● **Extract to read**
┄┄┄┄┄┄

An open source Gameboy emulator written in Rust that can use a command line interface as a screen and input device. The project is an attempt to make an approachable emulator for the Gameboy that can be used to explain the concepts required in emulating a system without overwhelming the reader. The core logic is all in safe Rust, there is no JIT recompiler, and screen / IO logic is kept separate from the emulation core to reduce complexity. As such, it does not perform ideally, but the Gameboy is an old system so ideal performance is not necessary to run games at full speed.


We split our design into a set of components that roughly map to the physical components on the original hardware. These components are:

  • CPU: This structure models the fetch, decode, and execute cycle of the CPU and owns the machine registers. Hardware interrupts are also modelled in this structure.
  • Registers: A structure that stores the CPU registers and some hidden registers for emulation. This does not store the special memory registers.
  • Instructions: An implementation of each CPU opcode plus a table mapping opcodes to their implementation.
  • Clock: A structure that models the Gameboy clock.
  • PPU (Pixel-processing unit): A structure that models the Gameboy PPU, a component which takes sprite maps and data from memory and draws them to the screen. All video output on the Gameboy travels through the PPU.
  • Memory: An implementation of the hardware memory bus and cartridge emulation. Special memory registers are also stored here.

In addition to these components we have the Machine structure which brings all of these components together under a single structure with a central step instruction that moves the emulation forward by precisely one instruction (meaning a single instruction is executed and then all other components are updated so that they are up to date with the new state). The remaining files in the project, main.rs, terminal.rs, and sdl.rs provide the launch sequence and screen / terminal backends for interacting with the emulated machine.

The source code is available here.


The Gameboy uses a modified CISC (complex instruction set computer) Z80 Zilog processor at a frequency of 4.19Mhz. It features an 8-bit instruction set with a 16-bit address bus and some limited support for 16 bit arithmetic. The CPU has a complex instruction set with variable length opcodes. The first byte of every opcode indicates which of the instructions it is. As there are more than 256 instructions, there is also an extended opcode which swaps the CPU to a second instruction set for an instruction starting at the next byte.

The CPU is represented in Mimic through two jump tables that are constructed at startup, one for the main opcode set and one for the extended set. Each entry in the jump table contains a pointer to an execute function which takes the current registers and memory and implements the opcode. A secret register is used to keep track of whether the previous instruction executed was the extend instruction that moves execution to the extended opcode set. The processor steps (executes an instruction) by selecting the next execute function from either the main or extended table depending on the hidden register and then executing it.

Each entry in the table also has metadata to indicate how many cycles that instruction takes to emulate, and the total number of cycles executed is tracked in hidden registers. We need to track this because different components in the Gameboy operate at fixed cycle rates and keeping them in sync with the executed instructions is crucial to accurate emulation.


There are 8 general purpose registers 8-bit registers B, C, A, F, D, E, H, L on the device. These registers can also be addressed as 16-bit registers for some instructions as BC, AF, DE, and HL. There are also special register PC and SP for the program counter (the memory address of the current instruction) and the stack pointer. Not all registers can be used in all operations, and some are used to store side effects of opcodes. The A register is used as the accumulator, and is usually the destination register for the result of arithmetic operations. The F register stores the flags after some opcodes, encoded as a bit vector that tells the program is the previous opcode carried, half carried, was negative, or was zero.

┄┄┄┄┄┄

Items from a dataset:

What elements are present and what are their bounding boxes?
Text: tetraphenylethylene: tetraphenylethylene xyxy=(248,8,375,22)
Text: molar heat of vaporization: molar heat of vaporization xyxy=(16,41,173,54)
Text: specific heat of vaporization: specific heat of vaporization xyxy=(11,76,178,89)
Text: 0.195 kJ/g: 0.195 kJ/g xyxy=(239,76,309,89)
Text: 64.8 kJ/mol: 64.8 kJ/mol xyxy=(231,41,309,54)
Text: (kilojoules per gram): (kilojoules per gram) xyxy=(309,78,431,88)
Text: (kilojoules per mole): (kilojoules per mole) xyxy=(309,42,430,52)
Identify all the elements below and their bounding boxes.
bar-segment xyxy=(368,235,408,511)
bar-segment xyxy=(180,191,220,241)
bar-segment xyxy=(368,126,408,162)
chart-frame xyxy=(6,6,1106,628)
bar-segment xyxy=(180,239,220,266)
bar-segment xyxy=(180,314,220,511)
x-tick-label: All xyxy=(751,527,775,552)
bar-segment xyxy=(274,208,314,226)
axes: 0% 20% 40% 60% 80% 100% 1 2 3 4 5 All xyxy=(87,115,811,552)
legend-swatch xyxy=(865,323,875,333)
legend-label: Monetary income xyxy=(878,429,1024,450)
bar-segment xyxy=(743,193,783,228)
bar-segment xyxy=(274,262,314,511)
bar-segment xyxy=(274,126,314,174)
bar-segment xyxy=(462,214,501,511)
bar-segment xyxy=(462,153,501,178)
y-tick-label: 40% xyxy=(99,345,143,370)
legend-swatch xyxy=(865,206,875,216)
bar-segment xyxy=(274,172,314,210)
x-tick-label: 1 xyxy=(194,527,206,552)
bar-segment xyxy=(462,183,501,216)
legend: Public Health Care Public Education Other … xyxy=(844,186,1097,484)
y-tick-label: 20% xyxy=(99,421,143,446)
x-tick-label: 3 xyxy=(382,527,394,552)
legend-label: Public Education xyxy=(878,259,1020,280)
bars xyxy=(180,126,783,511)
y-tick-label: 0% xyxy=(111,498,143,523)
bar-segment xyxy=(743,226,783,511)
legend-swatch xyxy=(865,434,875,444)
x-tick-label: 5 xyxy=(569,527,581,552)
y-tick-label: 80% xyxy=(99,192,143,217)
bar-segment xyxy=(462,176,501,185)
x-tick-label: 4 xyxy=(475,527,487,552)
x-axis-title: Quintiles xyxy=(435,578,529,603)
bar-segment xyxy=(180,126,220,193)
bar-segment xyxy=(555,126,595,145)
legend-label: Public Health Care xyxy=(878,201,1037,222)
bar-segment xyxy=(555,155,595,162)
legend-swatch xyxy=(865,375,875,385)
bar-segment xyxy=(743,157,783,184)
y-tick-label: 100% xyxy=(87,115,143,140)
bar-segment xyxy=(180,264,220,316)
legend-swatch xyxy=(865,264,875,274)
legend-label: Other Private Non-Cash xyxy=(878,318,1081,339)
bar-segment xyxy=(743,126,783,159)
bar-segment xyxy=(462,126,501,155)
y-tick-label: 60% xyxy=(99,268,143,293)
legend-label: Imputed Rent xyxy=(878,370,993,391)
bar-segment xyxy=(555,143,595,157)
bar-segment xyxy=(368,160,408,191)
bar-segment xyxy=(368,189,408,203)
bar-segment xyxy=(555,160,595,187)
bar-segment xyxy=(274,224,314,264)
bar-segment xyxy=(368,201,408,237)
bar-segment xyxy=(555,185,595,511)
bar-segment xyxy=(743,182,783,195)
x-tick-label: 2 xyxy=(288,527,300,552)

┄┄┄┄┄┄

● **To do**
Condense the paragraph in the Gameboy emulator text above that begins "The CPU is represented in Mimic" into a short bulleted list that keeps its main facts.

● **Correct response**
- Mimic represents the CPU with two jump tables built at startup: one for the main opcode set and one for the extended set.
- Each table entry points to an execute function that takes the current registers and memory and implements the opcode.
- A secret register tracks whether the previous instruction was the extend instruction, which moves execution to the extended set.
- To step, the processor picks the next execute function from the main or extended table according to that hidden register, then executes it.